• Aim of the exercise
Find each line with the string "type" and report it.
+++ Input material
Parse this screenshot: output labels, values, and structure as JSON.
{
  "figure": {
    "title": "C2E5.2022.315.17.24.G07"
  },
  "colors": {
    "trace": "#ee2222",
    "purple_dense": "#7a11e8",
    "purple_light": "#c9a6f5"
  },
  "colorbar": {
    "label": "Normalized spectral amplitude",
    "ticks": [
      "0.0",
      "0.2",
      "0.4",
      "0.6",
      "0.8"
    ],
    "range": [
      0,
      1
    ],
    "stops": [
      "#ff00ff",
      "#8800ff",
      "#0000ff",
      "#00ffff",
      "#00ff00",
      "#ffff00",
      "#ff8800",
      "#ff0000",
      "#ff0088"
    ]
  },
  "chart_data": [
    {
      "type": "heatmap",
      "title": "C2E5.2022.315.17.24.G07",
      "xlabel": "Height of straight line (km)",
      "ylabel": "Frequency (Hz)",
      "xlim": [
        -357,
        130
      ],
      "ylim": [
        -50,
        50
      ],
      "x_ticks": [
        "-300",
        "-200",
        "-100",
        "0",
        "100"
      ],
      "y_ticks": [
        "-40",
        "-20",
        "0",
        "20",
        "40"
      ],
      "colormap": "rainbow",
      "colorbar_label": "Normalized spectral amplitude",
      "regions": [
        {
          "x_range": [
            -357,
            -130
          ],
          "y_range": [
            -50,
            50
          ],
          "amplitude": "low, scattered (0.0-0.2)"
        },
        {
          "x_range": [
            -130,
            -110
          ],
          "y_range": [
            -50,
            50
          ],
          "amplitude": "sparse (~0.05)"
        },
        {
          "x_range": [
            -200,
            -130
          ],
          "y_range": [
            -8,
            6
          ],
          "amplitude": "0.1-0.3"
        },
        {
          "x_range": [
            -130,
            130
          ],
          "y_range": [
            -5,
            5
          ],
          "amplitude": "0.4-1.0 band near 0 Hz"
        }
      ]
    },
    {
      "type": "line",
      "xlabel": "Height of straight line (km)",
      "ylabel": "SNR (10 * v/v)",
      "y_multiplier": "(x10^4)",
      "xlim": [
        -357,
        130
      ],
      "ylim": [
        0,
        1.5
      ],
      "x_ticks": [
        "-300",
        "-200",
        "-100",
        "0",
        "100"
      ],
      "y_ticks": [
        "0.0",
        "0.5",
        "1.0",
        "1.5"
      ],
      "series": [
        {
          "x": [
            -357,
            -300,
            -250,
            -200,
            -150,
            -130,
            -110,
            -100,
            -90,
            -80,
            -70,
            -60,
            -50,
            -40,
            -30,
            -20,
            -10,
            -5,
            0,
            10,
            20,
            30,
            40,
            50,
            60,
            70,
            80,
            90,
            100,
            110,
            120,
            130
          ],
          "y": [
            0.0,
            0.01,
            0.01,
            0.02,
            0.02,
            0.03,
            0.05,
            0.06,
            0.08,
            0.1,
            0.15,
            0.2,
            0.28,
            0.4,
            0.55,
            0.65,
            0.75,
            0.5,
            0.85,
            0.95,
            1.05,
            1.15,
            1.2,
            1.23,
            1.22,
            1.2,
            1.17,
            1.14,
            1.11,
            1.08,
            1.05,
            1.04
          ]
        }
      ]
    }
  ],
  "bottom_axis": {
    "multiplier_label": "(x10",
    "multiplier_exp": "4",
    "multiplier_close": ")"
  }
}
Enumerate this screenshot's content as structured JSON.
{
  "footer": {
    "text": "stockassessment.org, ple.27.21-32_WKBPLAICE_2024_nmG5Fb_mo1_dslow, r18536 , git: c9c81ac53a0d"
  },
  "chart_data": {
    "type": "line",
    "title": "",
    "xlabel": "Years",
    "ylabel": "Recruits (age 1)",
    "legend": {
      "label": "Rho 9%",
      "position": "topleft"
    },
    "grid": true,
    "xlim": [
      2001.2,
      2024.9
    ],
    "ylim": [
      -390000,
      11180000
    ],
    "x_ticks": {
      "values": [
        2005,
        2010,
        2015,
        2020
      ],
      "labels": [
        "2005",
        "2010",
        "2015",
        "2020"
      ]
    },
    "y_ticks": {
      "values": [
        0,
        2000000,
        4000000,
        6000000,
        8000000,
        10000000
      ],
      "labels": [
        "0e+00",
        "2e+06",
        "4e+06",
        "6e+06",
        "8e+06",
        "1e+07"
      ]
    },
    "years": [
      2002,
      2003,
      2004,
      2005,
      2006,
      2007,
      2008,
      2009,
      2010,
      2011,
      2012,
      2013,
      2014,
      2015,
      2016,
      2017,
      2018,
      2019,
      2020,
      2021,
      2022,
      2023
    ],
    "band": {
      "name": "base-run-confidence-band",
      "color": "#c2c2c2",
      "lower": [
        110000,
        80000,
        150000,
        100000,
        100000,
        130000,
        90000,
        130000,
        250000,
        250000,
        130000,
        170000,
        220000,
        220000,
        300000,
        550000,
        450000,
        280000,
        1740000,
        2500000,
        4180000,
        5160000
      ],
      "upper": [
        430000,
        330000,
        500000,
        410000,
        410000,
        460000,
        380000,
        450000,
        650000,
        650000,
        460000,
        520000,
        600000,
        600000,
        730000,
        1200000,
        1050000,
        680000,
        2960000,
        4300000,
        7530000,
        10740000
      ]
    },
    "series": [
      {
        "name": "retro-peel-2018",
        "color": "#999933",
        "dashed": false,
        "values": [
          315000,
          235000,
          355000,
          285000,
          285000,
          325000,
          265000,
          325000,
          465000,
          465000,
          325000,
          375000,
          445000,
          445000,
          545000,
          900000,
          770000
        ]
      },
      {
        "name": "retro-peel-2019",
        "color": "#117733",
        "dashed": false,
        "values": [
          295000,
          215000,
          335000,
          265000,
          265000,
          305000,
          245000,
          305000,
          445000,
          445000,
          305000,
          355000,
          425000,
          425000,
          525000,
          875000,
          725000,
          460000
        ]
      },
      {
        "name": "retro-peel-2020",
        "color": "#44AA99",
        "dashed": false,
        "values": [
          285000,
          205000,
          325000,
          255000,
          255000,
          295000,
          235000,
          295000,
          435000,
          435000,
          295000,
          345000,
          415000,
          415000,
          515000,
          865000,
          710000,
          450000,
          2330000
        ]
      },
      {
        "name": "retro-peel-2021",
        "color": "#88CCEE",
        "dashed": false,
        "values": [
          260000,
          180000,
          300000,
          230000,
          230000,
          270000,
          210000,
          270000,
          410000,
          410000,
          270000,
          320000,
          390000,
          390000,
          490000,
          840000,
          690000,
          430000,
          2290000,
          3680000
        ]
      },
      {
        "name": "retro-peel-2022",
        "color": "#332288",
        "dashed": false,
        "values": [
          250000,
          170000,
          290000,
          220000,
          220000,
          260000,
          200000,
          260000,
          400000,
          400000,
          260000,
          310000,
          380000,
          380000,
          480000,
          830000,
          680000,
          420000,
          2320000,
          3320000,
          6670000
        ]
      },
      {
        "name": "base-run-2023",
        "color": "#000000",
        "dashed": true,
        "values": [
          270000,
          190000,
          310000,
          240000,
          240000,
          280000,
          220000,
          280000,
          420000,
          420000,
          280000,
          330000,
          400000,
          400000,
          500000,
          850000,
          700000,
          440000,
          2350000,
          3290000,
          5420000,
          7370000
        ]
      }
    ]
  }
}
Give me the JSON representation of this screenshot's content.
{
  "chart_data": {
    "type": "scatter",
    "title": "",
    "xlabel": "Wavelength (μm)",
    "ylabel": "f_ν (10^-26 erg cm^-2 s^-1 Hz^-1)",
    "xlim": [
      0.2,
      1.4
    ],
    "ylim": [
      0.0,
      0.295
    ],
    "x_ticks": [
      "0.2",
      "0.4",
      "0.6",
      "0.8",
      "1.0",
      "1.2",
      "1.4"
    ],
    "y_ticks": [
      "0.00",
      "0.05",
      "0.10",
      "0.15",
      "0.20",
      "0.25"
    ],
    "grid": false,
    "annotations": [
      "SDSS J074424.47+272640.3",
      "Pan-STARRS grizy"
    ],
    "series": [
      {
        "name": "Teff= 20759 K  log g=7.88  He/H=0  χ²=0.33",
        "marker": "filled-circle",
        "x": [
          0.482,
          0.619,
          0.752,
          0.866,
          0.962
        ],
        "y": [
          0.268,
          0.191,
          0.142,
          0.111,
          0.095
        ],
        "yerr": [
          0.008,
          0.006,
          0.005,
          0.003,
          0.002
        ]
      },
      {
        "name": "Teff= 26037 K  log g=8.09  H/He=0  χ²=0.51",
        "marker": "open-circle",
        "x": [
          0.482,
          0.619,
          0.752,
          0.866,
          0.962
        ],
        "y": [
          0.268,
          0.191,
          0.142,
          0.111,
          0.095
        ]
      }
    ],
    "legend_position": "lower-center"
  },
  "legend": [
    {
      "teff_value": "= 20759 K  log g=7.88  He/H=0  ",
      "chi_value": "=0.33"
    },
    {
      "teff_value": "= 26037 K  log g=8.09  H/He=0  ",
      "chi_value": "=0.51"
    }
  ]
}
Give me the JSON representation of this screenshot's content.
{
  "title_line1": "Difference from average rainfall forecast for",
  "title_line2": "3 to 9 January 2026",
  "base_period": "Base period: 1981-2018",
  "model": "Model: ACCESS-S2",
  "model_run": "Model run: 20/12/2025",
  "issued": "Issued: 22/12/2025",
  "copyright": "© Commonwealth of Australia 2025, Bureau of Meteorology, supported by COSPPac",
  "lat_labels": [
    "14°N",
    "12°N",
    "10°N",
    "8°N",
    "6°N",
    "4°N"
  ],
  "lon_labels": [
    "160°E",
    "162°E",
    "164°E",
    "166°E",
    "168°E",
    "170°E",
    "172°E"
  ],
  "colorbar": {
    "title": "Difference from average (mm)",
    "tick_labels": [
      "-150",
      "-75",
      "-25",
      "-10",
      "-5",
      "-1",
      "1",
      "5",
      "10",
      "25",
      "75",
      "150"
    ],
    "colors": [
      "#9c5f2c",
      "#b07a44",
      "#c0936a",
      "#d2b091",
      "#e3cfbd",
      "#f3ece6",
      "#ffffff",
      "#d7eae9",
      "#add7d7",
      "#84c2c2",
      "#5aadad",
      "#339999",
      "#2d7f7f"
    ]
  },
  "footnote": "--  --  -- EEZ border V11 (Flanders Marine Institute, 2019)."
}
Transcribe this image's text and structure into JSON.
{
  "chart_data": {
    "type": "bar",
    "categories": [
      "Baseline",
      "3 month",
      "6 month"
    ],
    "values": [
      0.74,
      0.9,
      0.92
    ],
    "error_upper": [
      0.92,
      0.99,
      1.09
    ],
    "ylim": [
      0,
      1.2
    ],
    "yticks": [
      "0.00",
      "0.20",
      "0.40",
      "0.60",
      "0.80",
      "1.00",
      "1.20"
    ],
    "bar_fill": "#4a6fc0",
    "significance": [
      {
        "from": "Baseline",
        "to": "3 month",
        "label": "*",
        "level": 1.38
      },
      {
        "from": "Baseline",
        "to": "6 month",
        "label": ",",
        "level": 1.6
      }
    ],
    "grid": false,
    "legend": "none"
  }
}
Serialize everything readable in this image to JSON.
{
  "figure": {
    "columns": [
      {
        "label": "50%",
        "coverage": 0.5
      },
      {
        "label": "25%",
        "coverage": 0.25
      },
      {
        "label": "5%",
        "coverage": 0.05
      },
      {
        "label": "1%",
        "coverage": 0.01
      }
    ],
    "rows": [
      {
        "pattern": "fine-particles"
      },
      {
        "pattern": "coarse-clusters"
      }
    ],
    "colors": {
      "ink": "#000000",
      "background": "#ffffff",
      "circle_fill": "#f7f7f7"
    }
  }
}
++++++
• The response
      "type": "heatmap",
      "type": "line",
    "type": "line",
    "type": "scatter",
    "type": "bar",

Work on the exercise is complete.